#### [TASK OBJECTIVE]
All of the data below should be written out exactly.

#### [MATERIAL FOR THIS EXERCISE]
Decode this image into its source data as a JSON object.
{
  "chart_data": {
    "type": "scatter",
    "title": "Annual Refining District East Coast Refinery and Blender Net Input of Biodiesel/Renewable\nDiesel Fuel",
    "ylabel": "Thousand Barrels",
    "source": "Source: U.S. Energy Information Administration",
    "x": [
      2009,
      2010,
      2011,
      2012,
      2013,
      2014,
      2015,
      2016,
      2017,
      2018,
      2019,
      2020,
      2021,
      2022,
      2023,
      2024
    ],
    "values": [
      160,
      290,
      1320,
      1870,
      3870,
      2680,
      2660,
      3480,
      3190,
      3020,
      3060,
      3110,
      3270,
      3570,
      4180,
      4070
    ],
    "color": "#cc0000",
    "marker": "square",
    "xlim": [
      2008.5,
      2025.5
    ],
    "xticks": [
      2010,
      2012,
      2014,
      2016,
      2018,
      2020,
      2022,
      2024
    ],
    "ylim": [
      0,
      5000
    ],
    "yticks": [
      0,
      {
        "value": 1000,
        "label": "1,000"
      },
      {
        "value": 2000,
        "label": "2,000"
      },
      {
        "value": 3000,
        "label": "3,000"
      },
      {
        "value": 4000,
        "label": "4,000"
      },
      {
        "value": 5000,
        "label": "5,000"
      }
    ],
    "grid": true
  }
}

#### [SOLUTION TO THIS PROBLEM]
Decode this image into its source data as a JSON object.
{
  "chart_data": {
    "type": "scatter",
    "title": "Annual Refining District East Coast Refinery and Blender Net Input of Biodiesel/Renewable\nDiesel Fuel",
    "ylabel": "Thousand Barrels",
    "source": "Source: U.S. Energy Information Administration",
    "x": [
      2009,
      2010,
      2011,
      2012,
      2013,
      2014,
      2015,
      2016,
      2017,
      2018,
      2019,
      2020,
      2021,
      2022,
      2023,
      2024
    ],
    "values": [
      160,
      290,
      1320,
      1870,
      3870,
      2680,
      2660,
      3480,
      3190,
      3020,
      3060,
      3110,
      3270,
      3570,
      4180,
      4070
    ],
    "color": "#cc0000",
    "marker": "square",
    "xlim": [
      2008.5,
      2025.5
    ],
    "xticks": [
      2010,
      2012,
      2014,
      2016,
      2018,
      2020,
      2022,
      2024
    ],
    "ylim": [
      0,
      5000
    ],
    "yticks": [
      0,
      {
        "value": 1000,
        "label": "1,000"
      },
      {
        "value": 2000,
        "label": "2,000"
      },
      {
        "value": 3000,
        "label": "3,000"
      },
      {
        "value": 4000,
        "label": "4,000"
      },
      {
        "value": 5000,
        "label": "5,000"
      }
    ],
    "grid": true
  }
}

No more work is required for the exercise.